- [Do this]
Produce an exact transcription of the listing below, omitting the pictures.

- [Records shown]

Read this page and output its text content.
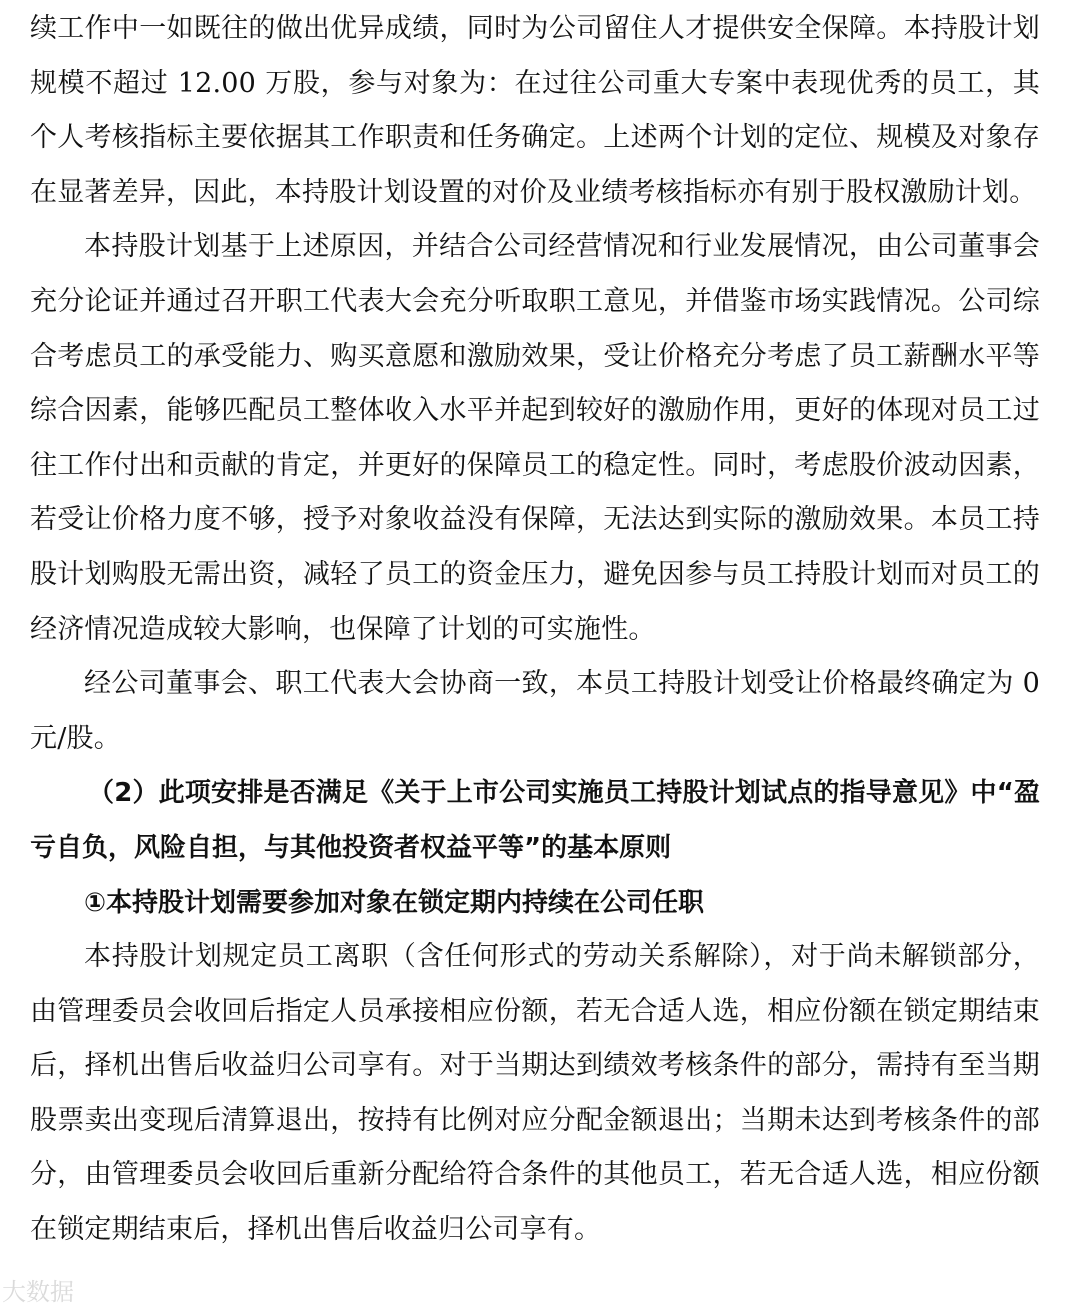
续工作中一如既往的做出优异成绩，同时为公司留住人才提供安全保障。本持股计划规模不超过 12.00 万股，参与对象为：在过往公司重大专案中表现优秀的员工，其个人考核指标主要依据其工作职责和任务确定。上述两个计划的定位、规模及对象存在显著差异，因此，本持股计划设置的对价及业绩考核指标亦有别于股权激励计划。

本持股计划基于上述原因，并结合公司经营情况和行业发展情况，由公司董事会充分论证并通过召开职工代表大会充分听取职工意见，并借鉴市场实践情况。公司综合考虑员工的承受能力、购买意愿和激励效果，受让价格充分考虑了员工薪酬水平等综合因素，能够匹配员工整体收入水平并起到较好的激励作用，更好的体现对员工过往工作付出和贡献的肯定，并更好的保障员工的稳定性。同时，考虑股价波动因素，若受让价格力度不够，授予对象收益没有保障，无法达到实际的激励效果。本员工持股计划购股无需出资，减轻了员工的资金压力，避免因参与员工持股计划而对员工的经济情况造成较大影响，也保障了计划的可实施性。

经公司董事会、职工代表大会协商一致，本员工持股计划受让价格最终确定为 0 元/股。

（2）此项安排是否满足《关于上市公司实施员工持股计划试点的指导意见》中“盈亏自负，风险自担，与其他投资者权益平等”的基本原则

①本持股计划需要参加对象在锁定期内持续在公司任职

本持股计划规定员工离职（含任何形式的劳动关系解除），对于尚未解锁部分，由管理委员会收回后指定人员承接相应份额，若无合适人选，相应份额在锁定期结束后，择机出售后收益归公司享有。对于当期达到绩效考核条件的部分，需持有至当期股票卖出变现后清算退出，按持有比例对应分配金额退出；当期未达到考核条件的部分，由管理委员会收回后重新分配给符合条件的其他员工，若无合适人选，相应份额在锁定期结束后，择机出售后收益归公司享有。

大数据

- [Full solution]
Read this page and output its text content.
续工作中一如既往的做出优异成绩，同时为公司留住人才提供安全保障。本持股计划规模不超过 12.00 万股，参与对象为：在过往公司重大专案中表现优秀的员工，其个人考核指标主要依据其工作职责和任务确定。上述两个计划的定位、规模及对象存在显著差异，因此，本持股计划设置的对价及业绩考核指标亦有别于股权激励计划。

本持股计划基于上述原因，并结合公司经营情况和行业发展情况，由公司董事会充分论证并通过召开职工代表大会充分听取职工意见，并借鉴市场实践情况。公司综合考虑员工的承受能力、购买意愿和激励效果，受让价格充分考虑了员工薪酬水平等综合因素，能够匹配员工整体收入水平并起到较好的激励作用，更好的体现对员工过往工作付出和贡献的肯定，并更好的保障员工的稳定性。同时，考虑股价波动因素，若受让价格力度不够，授予对象收益没有保障，无法达到实际的激励效果。本员工持股计划购股无需出资，减轻了员工的资金压力，避免因参与员工持股计划而对员工的经济情况造成较大影响，也保障了计划的可实施性。

经公司董事会、职工代表大会协商一致，本员工持股计划受让价格最终确定为 0 元/股。

（2）此项安排是否满足《关于上市公司实施员工持股计划试点的指导意见》中“盈亏自负，风险自担，与其他投资者权益平等”的基本原则

①本持股计划需要参加对象在锁定期内持续在公司任职

本持股计划规定员工离职（含任何形式的劳动关系解除），对于尚未解锁部分，由管理委员会收回后指定人员承接相应份额，若无合适人选，相应份额在锁定期结束后，择机出售后收益归公司享有。对于当期达到绩效考核条件的部分，需持有至当期股票卖出变现后清算退出，按持有比例对应分配金额退出；当期未达到考核条件的部分，由管理委员会收回后重新分配给符合条件的其他员工，若无合适人选，相应份额在锁定期结束后，择机出售后收益归公司享有。

大数据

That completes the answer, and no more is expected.